BEGIN

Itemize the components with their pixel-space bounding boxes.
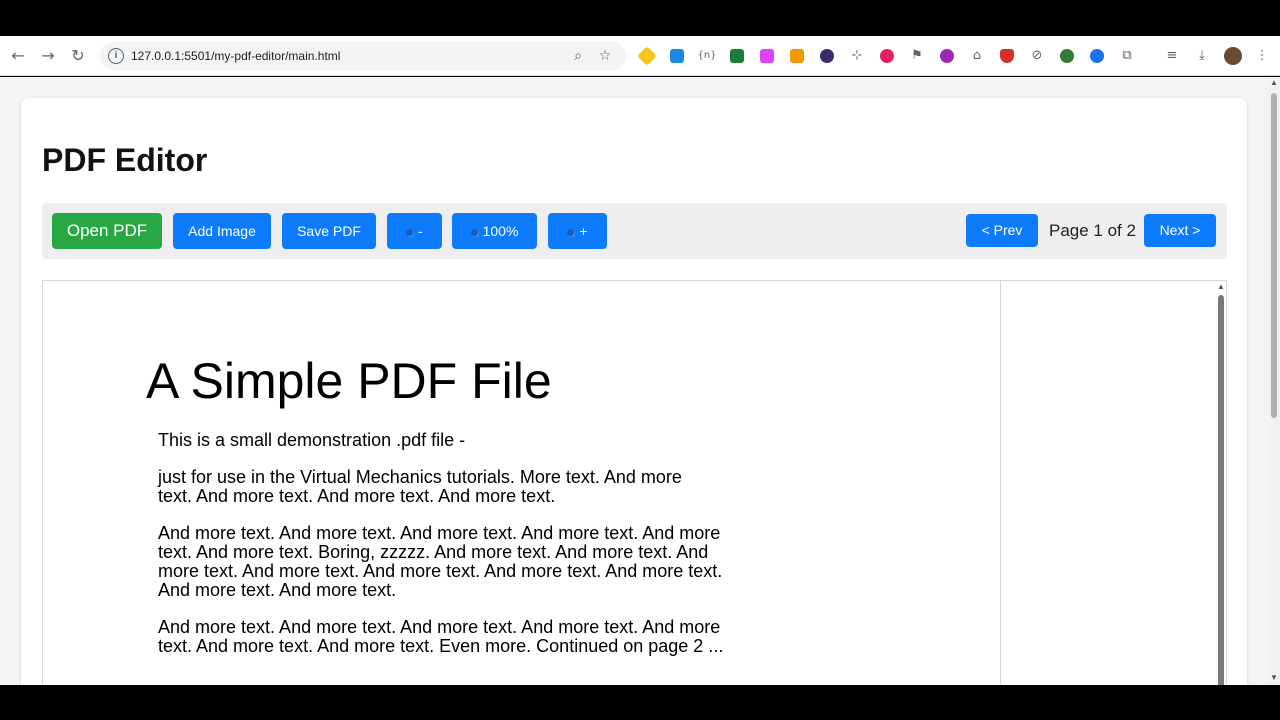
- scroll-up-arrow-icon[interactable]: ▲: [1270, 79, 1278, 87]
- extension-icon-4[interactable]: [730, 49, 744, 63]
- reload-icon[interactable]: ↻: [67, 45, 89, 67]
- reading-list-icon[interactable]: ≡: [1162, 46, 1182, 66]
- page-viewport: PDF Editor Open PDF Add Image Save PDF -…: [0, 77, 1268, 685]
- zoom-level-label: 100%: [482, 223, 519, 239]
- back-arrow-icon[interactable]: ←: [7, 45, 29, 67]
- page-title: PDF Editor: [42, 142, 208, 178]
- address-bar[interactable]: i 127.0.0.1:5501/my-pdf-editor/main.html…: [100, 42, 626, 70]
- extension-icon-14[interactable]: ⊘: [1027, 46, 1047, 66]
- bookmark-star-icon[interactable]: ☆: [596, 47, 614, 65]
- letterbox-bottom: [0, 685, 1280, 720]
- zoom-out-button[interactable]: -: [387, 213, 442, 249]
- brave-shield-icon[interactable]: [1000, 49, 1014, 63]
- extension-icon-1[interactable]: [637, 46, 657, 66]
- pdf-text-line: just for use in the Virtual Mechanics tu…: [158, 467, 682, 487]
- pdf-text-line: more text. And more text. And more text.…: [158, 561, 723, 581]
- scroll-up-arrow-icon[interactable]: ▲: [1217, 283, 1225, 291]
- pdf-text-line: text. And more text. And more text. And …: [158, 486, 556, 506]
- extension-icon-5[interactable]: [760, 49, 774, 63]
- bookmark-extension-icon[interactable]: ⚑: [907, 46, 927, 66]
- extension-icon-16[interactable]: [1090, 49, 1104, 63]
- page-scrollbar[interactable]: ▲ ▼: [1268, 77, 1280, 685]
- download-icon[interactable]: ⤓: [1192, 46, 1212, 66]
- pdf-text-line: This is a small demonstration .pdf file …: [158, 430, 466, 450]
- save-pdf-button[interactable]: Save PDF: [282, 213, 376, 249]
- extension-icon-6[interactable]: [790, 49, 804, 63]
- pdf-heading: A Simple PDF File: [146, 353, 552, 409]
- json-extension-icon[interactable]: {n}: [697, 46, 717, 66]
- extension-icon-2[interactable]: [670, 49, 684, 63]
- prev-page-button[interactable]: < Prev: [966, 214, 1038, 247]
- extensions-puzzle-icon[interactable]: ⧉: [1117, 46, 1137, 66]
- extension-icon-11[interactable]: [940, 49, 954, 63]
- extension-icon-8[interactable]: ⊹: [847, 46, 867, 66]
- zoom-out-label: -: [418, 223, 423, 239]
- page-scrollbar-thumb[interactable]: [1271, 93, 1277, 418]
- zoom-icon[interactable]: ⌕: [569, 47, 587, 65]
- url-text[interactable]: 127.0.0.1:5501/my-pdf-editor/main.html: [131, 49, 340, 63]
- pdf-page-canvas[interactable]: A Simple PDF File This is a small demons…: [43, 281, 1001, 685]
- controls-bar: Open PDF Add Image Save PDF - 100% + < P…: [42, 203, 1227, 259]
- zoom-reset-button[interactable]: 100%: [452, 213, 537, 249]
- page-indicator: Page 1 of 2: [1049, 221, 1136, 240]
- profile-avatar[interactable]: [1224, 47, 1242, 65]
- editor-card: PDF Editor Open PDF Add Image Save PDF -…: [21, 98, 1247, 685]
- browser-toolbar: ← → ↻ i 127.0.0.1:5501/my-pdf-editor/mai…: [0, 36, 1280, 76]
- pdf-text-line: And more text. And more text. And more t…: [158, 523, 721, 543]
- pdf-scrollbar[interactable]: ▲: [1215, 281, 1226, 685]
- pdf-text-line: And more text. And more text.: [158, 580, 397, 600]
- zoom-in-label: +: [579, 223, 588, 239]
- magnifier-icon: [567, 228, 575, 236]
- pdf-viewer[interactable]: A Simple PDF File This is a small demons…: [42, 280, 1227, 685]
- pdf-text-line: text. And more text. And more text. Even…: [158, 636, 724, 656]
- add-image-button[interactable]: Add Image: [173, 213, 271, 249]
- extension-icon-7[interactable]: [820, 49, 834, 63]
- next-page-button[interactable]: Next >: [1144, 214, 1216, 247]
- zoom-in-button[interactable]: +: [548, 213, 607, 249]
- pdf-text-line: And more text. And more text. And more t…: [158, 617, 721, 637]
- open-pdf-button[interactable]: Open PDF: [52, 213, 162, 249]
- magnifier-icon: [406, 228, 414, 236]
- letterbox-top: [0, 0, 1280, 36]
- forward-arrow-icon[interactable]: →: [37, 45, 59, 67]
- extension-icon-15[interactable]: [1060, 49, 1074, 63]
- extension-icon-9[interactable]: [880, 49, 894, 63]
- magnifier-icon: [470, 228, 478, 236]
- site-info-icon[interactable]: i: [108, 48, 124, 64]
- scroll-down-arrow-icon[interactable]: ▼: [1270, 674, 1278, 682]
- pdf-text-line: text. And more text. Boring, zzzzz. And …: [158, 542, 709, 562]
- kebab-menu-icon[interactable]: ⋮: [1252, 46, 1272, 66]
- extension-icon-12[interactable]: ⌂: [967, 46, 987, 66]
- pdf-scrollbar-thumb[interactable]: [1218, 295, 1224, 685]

END

## What is needed
Copy out the full listing above word for word, leaving out the picture.

## Output of the task
Itemize the components with their pixel-space bounding boxes.
- scroll-up-arrow-icon[interactable]: ▲: [1270, 79, 1278, 87]
- extension-icon-4[interactable]: [730, 49, 744, 63]
- reload-icon[interactable]: ↻: [67, 45, 89, 67]
- reading-list-icon[interactable]: ≡: [1162, 46, 1182, 66]
- page-viewport: PDF Editor Open PDF Add Image Save PDF -…: [0, 77, 1268, 685]
- zoom-level-label: 100%: [482, 223, 519, 239]
- back-arrow-icon[interactable]: ←: [7, 45, 29, 67]
- page-title: PDF Editor: [42, 142, 208, 178]
- address-bar[interactable]: i 127.0.0.1:5501/my-pdf-editor/main.html…: [100, 42, 626, 70]
- extension-icon-14[interactable]: ⊘: [1027, 46, 1047, 66]
- bookmark-star-icon[interactable]: ☆: [596, 47, 614, 65]
- letterbox-bottom: [0, 685, 1280, 720]
- zoom-out-button[interactable]: -: [387, 213, 442, 249]
- brave-shield-icon[interactable]: [1000, 49, 1014, 63]
- extension-icon-1[interactable]: [637, 46, 657, 66]
- pdf-text-line: just for use in the Virtual Mechanics tu…: [158, 467, 682, 487]
- pdf-text-line: more text. And more text. And more text.…: [158, 561, 723, 581]
- scroll-up-arrow-icon[interactable]: ▲: [1217, 283, 1225, 291]
- pdf-text-line: text. And more text. And more text. And …: [158, 486, 556, 506]
- extension-icon-5[interactable]: [760, 49, 774, 63]
- bookmark-extension-icon[interactable]: ⚑: [907, 46, 927, 66]
- extension-icon-16[interactable]: [1090, 49, 1104, 63]
- page-scrollbar[interactable]: ▲ ▼: [1268, 77, 1280, 685]
- download-icon[interactable]: ⤓: [1192, 46, 1212, 66]
- pdf-text-line: This is a small demonstration .pdf file …: [158, 430, 466, 450]
- save-pdf-button[interactable]: Save PDF: [282, 213, 376, 249]
- extension-icon-6[interactable]: [790, 49, 804, 63]
- pdf-heading: A Simple PDF File: [146, 353, 552, 409]
- json-extension-icon[interactable]: {n}: [697, 46, 717, 66]
- extension-icon-2[interactable]: [670, 49, 684, 63]
- prev-page-button[interactable]: < Prev: [966, 214, 1038, 247]
- extensions-puzzle-icon[interactable]: ⧉: [1117, 46, 1137, 66]
- extension-icon-11[interactable]: [940, 49, 954, 63]
- extension-icon-8[interactable]: ⊹: [847, 46, 867, 66]
- zoom-out-label: -: [418, 223, 423, 239]
- page-scrollbar-thumb[interactable]: [1271, 93, 1277, 418]
- zoom-icon[interactable]: ⌕: [569, 47, 587, 65]
- url-text[interactable]: 127.0.0.1:5501/my-pdf-editor/main.html: [131, 49, 340, 63]
- pdf-page-canvas[interactable]: A Simple PDF File This is a small demons…: [43, 281, 1001, 685]
- controls-bar: Open PDF Add Image Save PDF - 100% + < P…: [42, 203, 1227, 259]
- zoom-reset-button[interactable]: 100%: [452, 213, 537, 249]
- page-indicator: Page 1 of 2: [1049, 221, 1136, 240]
- profile-avatar[interactable]: [1224, 47, 1242, 65]
- editor-card: PDF Editor Open PDF Add Image Save PDF -…: [21, 98, 1247, 685]
- browser-toolbar: ← → ↻ i 127.0.0.1:5501/my-pdf-editor/mai…: [0, 36, 1280, 76]
- pdf-text-line: And more text. And more text. And more t…: [158, 523, 721, 543]
- pdf-scrollbar[interactable]: ▲: [1215, 281, 1226, 685]
- pdf-text-line: And more text. And more text.: [158, 580, 397, 600]
- zoom-in-label: +: [579, 223, 588, 239]
- magnifier-icon: [567, 228, 575, 236]
- pdf-viewer[interactable]: A Simple PDF File This is a small demons…: [42, 280, 1227, 685]
- pdf-text-line: text. And more text. And more text. Even…: [158, 636, 724, 656]
- add-image-button[interactable]: Add Image: [173, 213, 271, 249]
- extension-icon-7[interactable]: [820, 49, 834, 63]
- next-page-button[interactable]: Next >: [1144, 214, 1216, 247]
- zoom-in-button[interactable]: +: [548, 213, 607, 249]
- pdf-text-line: And more text. And more text. And more t…: [158, 617, 721, 637]
- open-pdf-button[interactable]: Open PDF: [52, 213, 162, 249]
- magnifier-icon: [406, 228, 414, 236]
- letterbox-top: [0, 0, 1280, 36]
- forward-arrow-icon[interactable]: →: [37, 45, 59, 67]
- extension-icon-15[interactable]: [1060, 49, 1074, 63]
- extension-icon-9[interactable]: [880, 49, 894, 63]
- magnifier-icon: [470, 228, 478, 236]
- site-info-icon[interactable]: i: [108, 48, 124, 64]
- scroll-down-arrow-icon[interactable]: ▼: [1270, 674, 1278, 682]
- pdf-text-line: text. And more text. Boring, zzzzz. And …: [158, 542, 709, 562]
- kebab-menu-icon[interactable]: ⋮: [1252, 46, 1272, 66]
- extension-icon-12[interactable]: ⌂: [967, 46, 987, 66]
- pdf-scrollbar-thumb[interactable]: [1218, 295, 1224, 685]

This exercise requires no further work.